- **To be done**
Lines containing the word "JSON" are the ones to copy from the records below.

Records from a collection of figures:
** BEGIN **
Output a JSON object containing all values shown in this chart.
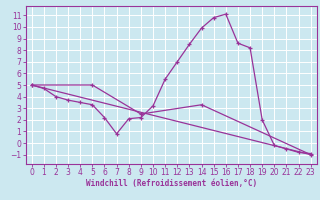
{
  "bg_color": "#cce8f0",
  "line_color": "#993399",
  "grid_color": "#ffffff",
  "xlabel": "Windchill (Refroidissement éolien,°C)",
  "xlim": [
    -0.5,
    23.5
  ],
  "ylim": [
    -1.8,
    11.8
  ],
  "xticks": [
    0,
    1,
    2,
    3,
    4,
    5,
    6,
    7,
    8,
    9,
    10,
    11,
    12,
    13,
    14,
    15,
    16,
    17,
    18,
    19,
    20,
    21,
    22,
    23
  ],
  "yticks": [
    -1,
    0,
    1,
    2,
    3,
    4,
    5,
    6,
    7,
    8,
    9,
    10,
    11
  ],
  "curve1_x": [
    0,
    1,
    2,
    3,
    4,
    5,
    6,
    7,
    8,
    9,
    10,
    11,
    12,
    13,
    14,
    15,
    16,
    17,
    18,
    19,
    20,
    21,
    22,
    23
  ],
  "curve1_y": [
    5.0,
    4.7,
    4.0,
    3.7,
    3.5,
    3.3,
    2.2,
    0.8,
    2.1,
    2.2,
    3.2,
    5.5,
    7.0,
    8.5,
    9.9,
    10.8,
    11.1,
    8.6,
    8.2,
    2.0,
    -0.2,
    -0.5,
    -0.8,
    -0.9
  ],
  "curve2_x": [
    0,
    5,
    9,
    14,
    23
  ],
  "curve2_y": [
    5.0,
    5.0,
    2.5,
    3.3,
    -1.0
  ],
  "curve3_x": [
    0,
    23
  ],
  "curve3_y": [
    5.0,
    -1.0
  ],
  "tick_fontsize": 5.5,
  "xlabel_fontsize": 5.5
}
** END **
** BEGIN **
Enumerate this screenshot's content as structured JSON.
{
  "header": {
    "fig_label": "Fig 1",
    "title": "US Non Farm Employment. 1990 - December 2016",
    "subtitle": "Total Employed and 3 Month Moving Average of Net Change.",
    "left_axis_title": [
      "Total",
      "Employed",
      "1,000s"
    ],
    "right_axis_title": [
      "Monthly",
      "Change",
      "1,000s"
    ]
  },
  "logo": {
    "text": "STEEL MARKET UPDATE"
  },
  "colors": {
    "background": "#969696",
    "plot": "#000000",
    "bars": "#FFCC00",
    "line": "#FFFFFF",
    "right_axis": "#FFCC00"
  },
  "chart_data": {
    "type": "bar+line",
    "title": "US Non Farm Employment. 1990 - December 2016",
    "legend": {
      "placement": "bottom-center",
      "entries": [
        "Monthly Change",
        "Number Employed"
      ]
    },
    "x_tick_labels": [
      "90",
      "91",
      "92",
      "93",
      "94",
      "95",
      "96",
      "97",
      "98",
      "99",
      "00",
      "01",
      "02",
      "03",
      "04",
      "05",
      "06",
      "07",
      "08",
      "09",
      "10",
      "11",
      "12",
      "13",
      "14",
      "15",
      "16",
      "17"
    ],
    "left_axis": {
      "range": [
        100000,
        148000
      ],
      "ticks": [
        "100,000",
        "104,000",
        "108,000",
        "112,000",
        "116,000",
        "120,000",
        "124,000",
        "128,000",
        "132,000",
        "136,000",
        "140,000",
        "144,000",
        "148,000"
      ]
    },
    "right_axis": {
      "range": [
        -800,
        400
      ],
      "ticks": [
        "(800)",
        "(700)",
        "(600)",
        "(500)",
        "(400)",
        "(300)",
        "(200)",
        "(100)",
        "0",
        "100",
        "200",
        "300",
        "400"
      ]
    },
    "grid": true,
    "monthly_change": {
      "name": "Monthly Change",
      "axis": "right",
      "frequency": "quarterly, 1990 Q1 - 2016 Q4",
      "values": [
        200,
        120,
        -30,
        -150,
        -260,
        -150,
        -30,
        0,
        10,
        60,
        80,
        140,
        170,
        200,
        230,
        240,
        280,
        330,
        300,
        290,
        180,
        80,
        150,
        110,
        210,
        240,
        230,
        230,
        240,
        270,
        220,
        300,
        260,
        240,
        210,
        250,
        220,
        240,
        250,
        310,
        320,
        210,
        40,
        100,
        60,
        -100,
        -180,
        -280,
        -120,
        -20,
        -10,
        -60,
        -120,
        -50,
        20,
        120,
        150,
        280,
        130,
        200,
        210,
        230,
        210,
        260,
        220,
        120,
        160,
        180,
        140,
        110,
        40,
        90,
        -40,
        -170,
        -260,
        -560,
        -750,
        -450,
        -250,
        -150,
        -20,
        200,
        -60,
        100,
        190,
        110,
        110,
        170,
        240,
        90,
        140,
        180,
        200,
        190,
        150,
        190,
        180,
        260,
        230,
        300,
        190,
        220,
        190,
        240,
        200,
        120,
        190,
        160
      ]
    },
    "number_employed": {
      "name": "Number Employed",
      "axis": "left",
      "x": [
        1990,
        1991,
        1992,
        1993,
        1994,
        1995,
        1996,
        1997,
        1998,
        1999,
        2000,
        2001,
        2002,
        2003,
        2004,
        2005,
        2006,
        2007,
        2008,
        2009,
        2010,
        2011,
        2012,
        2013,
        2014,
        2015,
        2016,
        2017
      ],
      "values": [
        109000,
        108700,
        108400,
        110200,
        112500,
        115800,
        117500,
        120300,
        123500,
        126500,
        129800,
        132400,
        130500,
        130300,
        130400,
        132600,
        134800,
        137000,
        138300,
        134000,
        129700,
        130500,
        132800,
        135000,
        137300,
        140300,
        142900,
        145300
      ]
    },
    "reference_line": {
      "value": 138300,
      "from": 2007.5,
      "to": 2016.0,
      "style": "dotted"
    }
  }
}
** END **
- **Response to the task**
Output a JSON object containing all values shown in this chart.
Enumerate this screenshot's content as structured JSON.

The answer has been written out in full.